■ GIVEN PROBLEM ■
Drop the pictures, then extract the listing word for word.
------ GIVEN INFORMATION ------
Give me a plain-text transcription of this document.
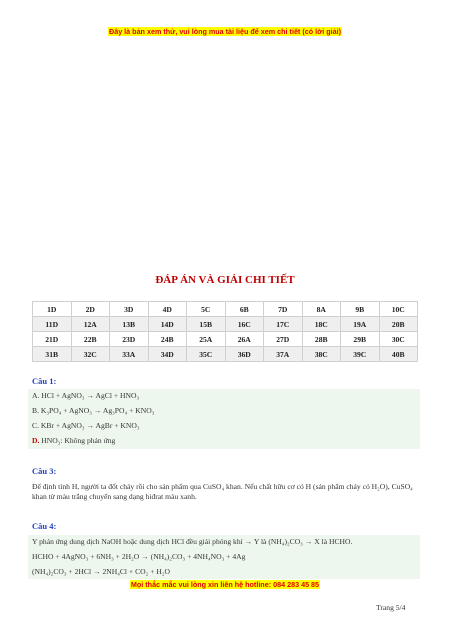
Đây là bản xem thử, vui lòng mua tài liệu để xem chi tiết (có lời giải)
ĐÁP ÁN VÀ GIẢI CHI TIẾT
1D	2D	3D	4D	5C	6B	7D	8A	9B	10C
11D	12A	13B	14D	15B	16C	17C	18C	19A	20B
21D	22B	23D	24B	25A	26A	27D	28B	29B	30C
31B	32C	33A	34D	35C	36D	37A	38C	39C	40B
Câu 1:
A. HCl + AgNO₃ → AgCl + HNO₃
B. K₃PO₄ + AgNO₃ → Ag₃PO₄ + KNO₃
C. KBr + AgNO₃ → AgBr + KNO₃
D. HNO₃: Không phản ứng
Câu 3:
Để định tính H, người ta đốt cháy rồi cho sản phẩm qua CuSO₄ khan. Nếu chất hữu cơ có H (sản phẩm cháy có H₂O), CuSO₄ khan từ màu trắng chuyển sang dạng hiđrat màu xanh.
Câu 4:
Y phản ứng dung dịch NaOH hoặc dung dịch HCl đều giải phóng khí → Y là (NH₄)₂CO₃ → X là HCHO.
HCHO + 4AgNO₃ + 6NH₃ + 2H₂O → (NH₄)₂CO₃ + 4NH₄NO₃ + 4Ag
(NH₄)₂CO₃ + 2HCl → 2NH₄Cl + CO₂ + H₂O
Mọi thắc mắc vui lòng xin liên hệ hotline: 084 283 45 85
Trang 5/4
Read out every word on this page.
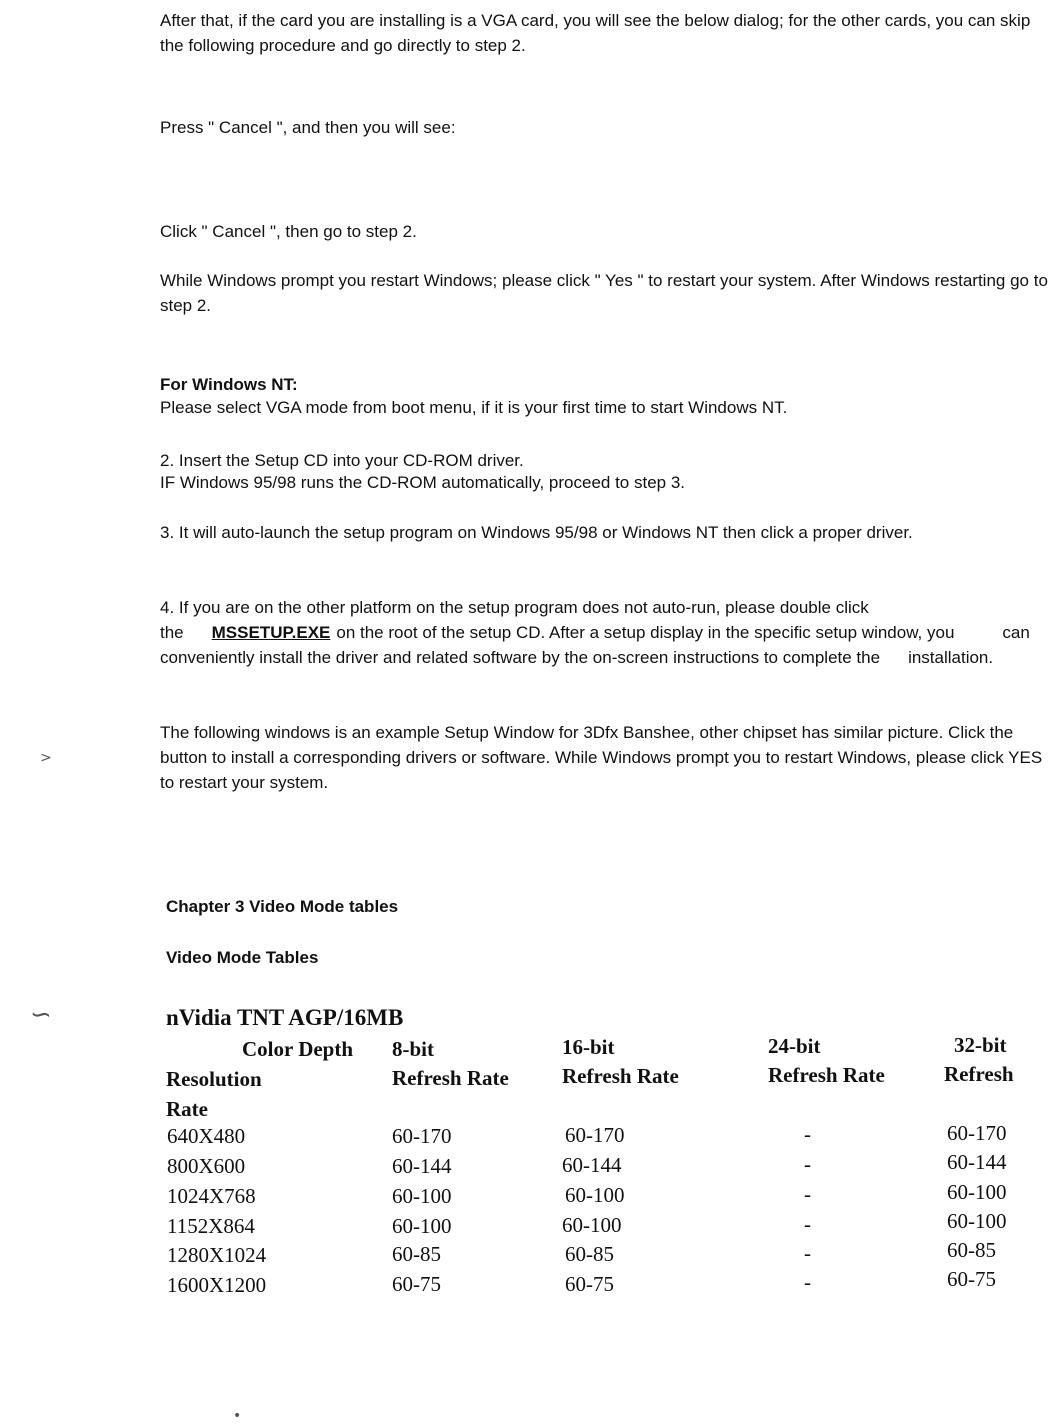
After that, if the card you are installing is a VGA card, you will see the below dialog; for the other cards, you can skip the following procedure and go directly to step 2.

Press " Cancel ", and then you will see:

Click " Cancel ", then go to step 2.

While Windows prompt you restart Windows; please click " Yes " to restart your system. After Windows restarting go to step 2.

For Windows NT:

Please select VGA mode from boot menu, if it is your first time to start Windows NT.

2. Insert the Setup CD into your CD-ROM driver.

IF Windows 95/98 runs the CD-ROM automatically, proceed to step 3.

3. It will auto-launch the setup program on Windows 95/98 or Windows NT then click a proper driver.

4. If you are on the other platform on the setup program does not auto-run, please double click the MSSETUP.EXE on the root of the setup CD. After a setup display in the specific setup window, you	can conveniently install the driver and related software by the on-screen instructions to complete the installation.

The following windows is an example Setup Window for 3Dfx Banshee, other chipset has similar picture. Click the button to install a corresponding drivers or software. While Windows prompt you to restart Windows, please click YES to restart your system.

Chapter 3 Video Mode tables
Video Mode Tables
nVidia TNT AGP/16MB
Color Depth 8-bit	16-bit	24-bit	32-bit
Resolution	Refresh Rate	Refresh Rate	Refresh Rate	Refresh
Rate
640X480	60-170	60-170	-	60-170
800X600	60-144	60-144	-	60-144
1024X768	60-100	60-100	-	60-100
1152X864	60-100	60-100	-	60-100
1280X1024	60-85	60-85	-	60-85
1600X1200	60-75	60-75	-	60-75
>
∽
•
------
■ SOLUTION FOR THIS TASK ■
Give me a plain-text transcription of this document.
Đây là bản xem thử, vui lòng mua tài liệu để xem chi tiết (có lời giải)
ĐÁP ÁN VÀ GIẢI CHI TIẾT
1D	2D	3D	4D	5C	6B	7D	8A	9B	10C
11D	12A	13B	14D	15B	16C	17C	18C	19A	20B
21D	22B	23D	24B	25A	26A	27D	28B	29B	30C
31B	32C	33A	34D	35C	36D	37A	38C	39C	40B
Câu 1:
A. HCl + AgNO₃ → AgCl + HNO₃
B. K₃PO₄ + AgNO₃ → Ag₃PO₄ + KNO₃
C. KBr + AgNO₃ → AgBr + KNO₃
D. HNO₃: Không phản ứng
Câu 3:
Để định tính H, người ta đốt cháy rồi cho sản phẩm qua CuSO₄ khan. Nếu chất hữu cơ có H (sản phẩm cháy có H₂O), CuSO₄ khan từ màu trắng chuyển sang dạng hiđrat màu xanh.
Câu 4:
Y phản ứng dung dịch NaOH hoặc dung dịch HCl đều giải phóng khí → Y là (NH₄)₂CO₃ → X là HCHO.
HCHO + 4AgNO₃ + 6NH₃ + 2H₂O → (NH₄)₂CO₃ + 4NH₄NO₃ + 4Ag
(NH₄)₂CO₃ + 2HCl → 2NH₄Cl + CO₂ + H₂O
Mọi thắc mắc vui lòng xin liên hệ hotline: 084 283 45 85
Trang 5/4
Read out every word on this page.
After that, if the card you are installing is a VGA card, you will see the below dialog; for the other cards, you can skip the following procedure and go directly to step 2.

Press " Cancel ", and then you will see:

Click " Cancel ", then go to step 2.

While Windows prompt you restart Windows; please click " Yes " to restart your system. After Windows restarting go to step 2.

For Windows NT:

Please select VGA mode from boot menu, if it is your first time to start Windows NT.

2. Insert the Setup CD into your CD-ROM driver.

IF Windows 95/98 runs the CD-ROM automatically, proceed to step 3.

3. It will auto-launch the setup program on Windows 95/98 or Windows NT then click a proper driver.

4. If you are on the other platform on the setup program does not auto-run, please double click the MSSETUP.EXE on the root of the setup CD. After a setup display in the specific setup window, you	can conveniently install the driver and related software by the on-screen instructions to complete the installation.

The following windows is an example Setup Window for 3Dfx Banshee, other chipset has similar picture. Click the button to install a corresponding drivers or software. While Windows prompt you to restart Windows, please click YES to restart your system.

Chapter 3 Video Mode tables
Video Mode Tables
nVidia TNT AGP/16MB
Color Depth 8-bit	16-bit	24-bit	32-bit
Resolution	Refresh Rate	Refresh Rate	Refresh Rate	Refresh
Rate
640X480	60-170	60-170	-	60-170
800X600	60-144	60-144	-	60-144
1024X768	60-100	60-100	-	60-100
1152X864	60-100	60-100	-	60-100
1280X1024	60-85	60-85	-	60-85
1600X1200	60-75	60-75	-	60-75
>
∽
•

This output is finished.